- _THE EXERCISE_
Please copy the database notes, starting at "1005 records found" and ending at "for the databases.", and rename "settings" to "configurations" throughout.

- _TEXT PROVIDED_
— START —

This is useful to resetting and rerunning calculations that may have failed for reasons external to the calculation's method.  E.g. runners terminated early, parameter conflicts for a limited number of potentials, debugging calculations.

__WARNING:__ Conflicts may occur if you clean a run_directory that active runners are operating on as the .bid files are used to avoid multiple runners working on the same calculation at the same time.

In [None]:
database = testdb

In [7]:
database.clean_records(record_style='calculation_E_vs_r_scan', run_directory='test_1')

1 records to clean


In [8]:
record = database.get_record('694a24f9-aae6-43d4-9110-5e8c41968da8')

In [7]:
database.clean_records(records=[record])

Select a run_directory:
1 master_1
2 master_2
3 master_3
4 master_4
5 master_5
6 master_6
7 master_7
8 master_8
9 iprhub_1
: 

 4


1 records to clean


## 6. Destroy calculation records

The **destroy_records()** method deletes all records of a specified style.  Useful if you want to reset any library records or rerun calculations with different parameters. 

**WARNING:** This is a permanent delete even for local database styles.

In [22]:
database = testdb

In [23]:
database.destroy_records('calculation_isolated_atom')

1005 records found to be destroyed
Delete records? (must type yes): yes
1005 records successfully deleted


## 7. Forget database information

The **unset_database()** and **unset_run_directory()** functions will remove the saved settings for the databases. 

**NOTE:** Only the stored access information is removed as the records in a database and files in a run_directory will remain.

In [13]:
# Clear out existing definitions
#iprPy.unset_database(name='demo')
#iprPy.unset_run_directory(name='demo_1')
#iprPy.unset_run_directory(name='demo_2')
#iprPy.unset_run_directory(name='demo_3')
#iprPy.unset_run_directory(name='demo_4')

— END —

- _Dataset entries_
— START —

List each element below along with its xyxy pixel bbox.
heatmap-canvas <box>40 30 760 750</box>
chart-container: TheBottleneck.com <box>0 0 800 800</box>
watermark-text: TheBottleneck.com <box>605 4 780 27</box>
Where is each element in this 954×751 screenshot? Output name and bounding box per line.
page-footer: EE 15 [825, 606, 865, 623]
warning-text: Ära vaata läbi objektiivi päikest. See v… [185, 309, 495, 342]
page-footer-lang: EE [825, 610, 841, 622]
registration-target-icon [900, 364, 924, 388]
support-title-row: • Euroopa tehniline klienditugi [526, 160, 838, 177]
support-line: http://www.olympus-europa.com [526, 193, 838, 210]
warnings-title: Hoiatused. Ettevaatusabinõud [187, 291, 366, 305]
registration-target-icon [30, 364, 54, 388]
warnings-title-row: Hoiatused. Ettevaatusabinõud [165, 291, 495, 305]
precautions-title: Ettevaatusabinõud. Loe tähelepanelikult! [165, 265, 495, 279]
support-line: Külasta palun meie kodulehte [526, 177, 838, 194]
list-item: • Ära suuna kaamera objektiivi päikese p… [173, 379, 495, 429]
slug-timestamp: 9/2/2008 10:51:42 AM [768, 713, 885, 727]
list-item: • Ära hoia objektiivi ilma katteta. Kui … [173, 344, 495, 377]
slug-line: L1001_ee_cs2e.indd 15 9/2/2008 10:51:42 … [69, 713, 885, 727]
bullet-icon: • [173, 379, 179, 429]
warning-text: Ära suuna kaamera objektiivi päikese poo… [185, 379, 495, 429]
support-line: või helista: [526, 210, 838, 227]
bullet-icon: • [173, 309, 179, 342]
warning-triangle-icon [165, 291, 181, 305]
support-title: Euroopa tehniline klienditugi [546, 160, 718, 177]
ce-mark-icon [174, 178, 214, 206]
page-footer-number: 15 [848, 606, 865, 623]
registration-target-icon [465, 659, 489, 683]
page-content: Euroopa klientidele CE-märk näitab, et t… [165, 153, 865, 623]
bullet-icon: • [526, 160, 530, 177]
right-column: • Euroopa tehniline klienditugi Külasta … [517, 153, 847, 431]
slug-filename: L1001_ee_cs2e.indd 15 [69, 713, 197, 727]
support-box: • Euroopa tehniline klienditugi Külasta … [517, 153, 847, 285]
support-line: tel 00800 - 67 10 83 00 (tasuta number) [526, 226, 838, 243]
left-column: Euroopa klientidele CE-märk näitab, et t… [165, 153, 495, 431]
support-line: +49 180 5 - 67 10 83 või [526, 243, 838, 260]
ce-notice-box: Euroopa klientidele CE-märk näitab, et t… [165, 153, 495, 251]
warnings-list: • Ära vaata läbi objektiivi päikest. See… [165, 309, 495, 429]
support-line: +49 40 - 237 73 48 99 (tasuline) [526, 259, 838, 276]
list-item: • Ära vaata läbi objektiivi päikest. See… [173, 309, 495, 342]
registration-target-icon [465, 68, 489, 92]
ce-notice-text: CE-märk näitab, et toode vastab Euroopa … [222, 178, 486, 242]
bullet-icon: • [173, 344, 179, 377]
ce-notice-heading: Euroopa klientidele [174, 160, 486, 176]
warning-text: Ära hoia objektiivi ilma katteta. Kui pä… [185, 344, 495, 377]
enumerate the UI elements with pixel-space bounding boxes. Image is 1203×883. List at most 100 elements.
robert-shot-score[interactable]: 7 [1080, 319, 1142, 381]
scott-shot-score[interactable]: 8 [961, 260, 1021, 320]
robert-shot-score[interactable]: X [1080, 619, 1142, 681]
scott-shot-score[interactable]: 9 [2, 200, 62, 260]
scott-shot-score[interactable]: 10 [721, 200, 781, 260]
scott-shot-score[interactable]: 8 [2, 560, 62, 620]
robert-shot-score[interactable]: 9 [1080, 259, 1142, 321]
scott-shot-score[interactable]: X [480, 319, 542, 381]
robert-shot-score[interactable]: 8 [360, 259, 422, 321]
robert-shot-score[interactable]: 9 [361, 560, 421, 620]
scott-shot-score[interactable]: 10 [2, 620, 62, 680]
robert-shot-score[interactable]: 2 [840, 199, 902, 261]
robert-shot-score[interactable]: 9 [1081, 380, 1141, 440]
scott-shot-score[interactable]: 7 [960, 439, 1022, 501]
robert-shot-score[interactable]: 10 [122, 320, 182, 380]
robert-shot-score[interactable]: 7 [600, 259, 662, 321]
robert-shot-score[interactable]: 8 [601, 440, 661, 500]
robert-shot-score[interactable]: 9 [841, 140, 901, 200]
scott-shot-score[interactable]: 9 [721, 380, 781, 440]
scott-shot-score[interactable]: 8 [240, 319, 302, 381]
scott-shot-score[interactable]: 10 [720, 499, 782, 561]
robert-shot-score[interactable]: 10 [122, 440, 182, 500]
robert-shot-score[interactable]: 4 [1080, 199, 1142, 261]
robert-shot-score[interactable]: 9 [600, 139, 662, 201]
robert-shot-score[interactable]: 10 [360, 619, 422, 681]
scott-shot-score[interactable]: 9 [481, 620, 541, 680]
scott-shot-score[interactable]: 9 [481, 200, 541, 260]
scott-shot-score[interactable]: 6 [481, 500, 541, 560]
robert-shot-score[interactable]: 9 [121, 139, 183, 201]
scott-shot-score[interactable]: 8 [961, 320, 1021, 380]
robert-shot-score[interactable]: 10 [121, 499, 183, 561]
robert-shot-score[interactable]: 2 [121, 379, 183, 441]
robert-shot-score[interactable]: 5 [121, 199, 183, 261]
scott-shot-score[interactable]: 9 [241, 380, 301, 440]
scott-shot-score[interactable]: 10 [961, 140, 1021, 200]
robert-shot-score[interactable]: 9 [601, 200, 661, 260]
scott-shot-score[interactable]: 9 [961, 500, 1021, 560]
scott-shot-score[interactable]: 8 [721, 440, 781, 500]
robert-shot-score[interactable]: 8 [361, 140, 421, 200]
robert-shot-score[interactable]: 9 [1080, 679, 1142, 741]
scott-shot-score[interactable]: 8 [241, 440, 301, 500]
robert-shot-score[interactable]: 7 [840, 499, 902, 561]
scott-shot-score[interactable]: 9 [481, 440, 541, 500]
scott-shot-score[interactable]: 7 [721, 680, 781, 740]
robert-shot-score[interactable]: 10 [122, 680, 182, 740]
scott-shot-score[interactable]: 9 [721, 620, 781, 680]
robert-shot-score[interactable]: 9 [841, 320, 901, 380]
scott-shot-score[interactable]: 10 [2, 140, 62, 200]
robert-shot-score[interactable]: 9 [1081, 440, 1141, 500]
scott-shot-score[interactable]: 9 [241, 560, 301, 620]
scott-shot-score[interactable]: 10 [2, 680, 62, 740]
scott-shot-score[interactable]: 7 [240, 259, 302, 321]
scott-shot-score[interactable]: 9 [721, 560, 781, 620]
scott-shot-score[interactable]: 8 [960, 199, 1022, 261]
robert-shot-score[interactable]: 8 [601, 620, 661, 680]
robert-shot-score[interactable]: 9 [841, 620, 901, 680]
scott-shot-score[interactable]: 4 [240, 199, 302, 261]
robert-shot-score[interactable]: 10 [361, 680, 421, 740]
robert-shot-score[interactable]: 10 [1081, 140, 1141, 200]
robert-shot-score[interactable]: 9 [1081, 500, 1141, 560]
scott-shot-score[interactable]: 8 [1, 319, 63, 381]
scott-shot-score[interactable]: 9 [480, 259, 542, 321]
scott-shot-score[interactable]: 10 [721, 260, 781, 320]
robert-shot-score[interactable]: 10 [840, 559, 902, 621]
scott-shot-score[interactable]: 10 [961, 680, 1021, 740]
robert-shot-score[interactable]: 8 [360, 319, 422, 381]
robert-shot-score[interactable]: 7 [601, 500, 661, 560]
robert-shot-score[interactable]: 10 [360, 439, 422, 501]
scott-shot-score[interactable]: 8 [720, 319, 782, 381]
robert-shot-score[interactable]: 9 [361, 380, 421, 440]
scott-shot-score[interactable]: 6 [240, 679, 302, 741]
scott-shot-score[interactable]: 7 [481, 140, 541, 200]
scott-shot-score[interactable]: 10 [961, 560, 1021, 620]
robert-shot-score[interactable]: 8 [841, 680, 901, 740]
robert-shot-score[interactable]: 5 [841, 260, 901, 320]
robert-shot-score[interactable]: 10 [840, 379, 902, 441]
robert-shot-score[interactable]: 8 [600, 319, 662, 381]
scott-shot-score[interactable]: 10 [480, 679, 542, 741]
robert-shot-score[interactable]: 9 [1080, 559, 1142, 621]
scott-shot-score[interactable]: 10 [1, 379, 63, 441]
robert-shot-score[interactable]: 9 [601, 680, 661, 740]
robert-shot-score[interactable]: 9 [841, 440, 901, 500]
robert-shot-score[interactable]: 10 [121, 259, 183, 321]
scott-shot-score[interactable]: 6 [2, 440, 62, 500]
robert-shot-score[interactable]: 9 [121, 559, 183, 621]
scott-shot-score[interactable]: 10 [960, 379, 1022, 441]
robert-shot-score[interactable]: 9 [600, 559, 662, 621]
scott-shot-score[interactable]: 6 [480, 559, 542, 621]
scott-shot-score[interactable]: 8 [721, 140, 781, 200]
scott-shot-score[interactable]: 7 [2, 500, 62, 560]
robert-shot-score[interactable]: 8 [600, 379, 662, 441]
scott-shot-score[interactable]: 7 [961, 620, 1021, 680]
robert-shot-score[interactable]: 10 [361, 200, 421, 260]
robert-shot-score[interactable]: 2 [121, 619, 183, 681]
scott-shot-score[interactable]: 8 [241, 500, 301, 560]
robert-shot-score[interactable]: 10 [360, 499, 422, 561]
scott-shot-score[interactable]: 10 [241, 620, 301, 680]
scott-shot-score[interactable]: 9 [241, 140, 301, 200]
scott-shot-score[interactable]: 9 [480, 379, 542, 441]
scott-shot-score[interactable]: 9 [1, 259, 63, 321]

— END —

- _SOLUTION_
1005 records found to be destroyed
Delete records? (must type yes): yes
1005 records successfully deleted


## 7. Forget database information

The **unset_database()** and **unset_run_directory()** functions will remove the saved configurations for the databases.